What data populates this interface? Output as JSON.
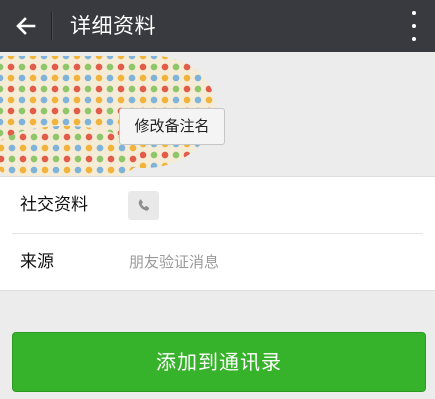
{
  "topbar": {
    "title": "详细资料",
    "back_icon": "back-arrow-icon",
    "more_icon": "more-vertical-icon",
    "background": "#393a3f"
  },
  "profile": {
    "remark_button_label": "修改备注名"
  },
  "info": {
    "rows": [
      {
        "label": "社交资料",
        "icon": "phone-icon"
      },
      {
        "label": "来源",
        "value": "朋友验证消息"
      }
    ]
  },
  "actions": {
    "add_contact_label": "添加到通讯录",
    "accent_color": "#37b22b"
  }
}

-- -- --

Description of the task
Images do not belong in the copy; reproduce all other parts of the records above verbatim.

Exercise response
What data populates this interface? Output as JSON.
{
  "topbar": {
    "title": "详细资料",
    "back_icon": "back-arrow-icon",
    "more_icon": "more-vertical-icon",
    "background": "#393a3f"
  },
  "profile": {
    "remark_button_label": "修改备注名"
  },
  "info": {
    "rows": [
      {
        "label": "社交资料",
        "icon": "phone-icon"
      },
      {
        "label": "来源",
        "value": "朋友验证消息"
      }
    ]
  },
  "actions": {
    "add_contact_label": "添加到通讯录",
    "accent_color": "#37b22b"
  }
}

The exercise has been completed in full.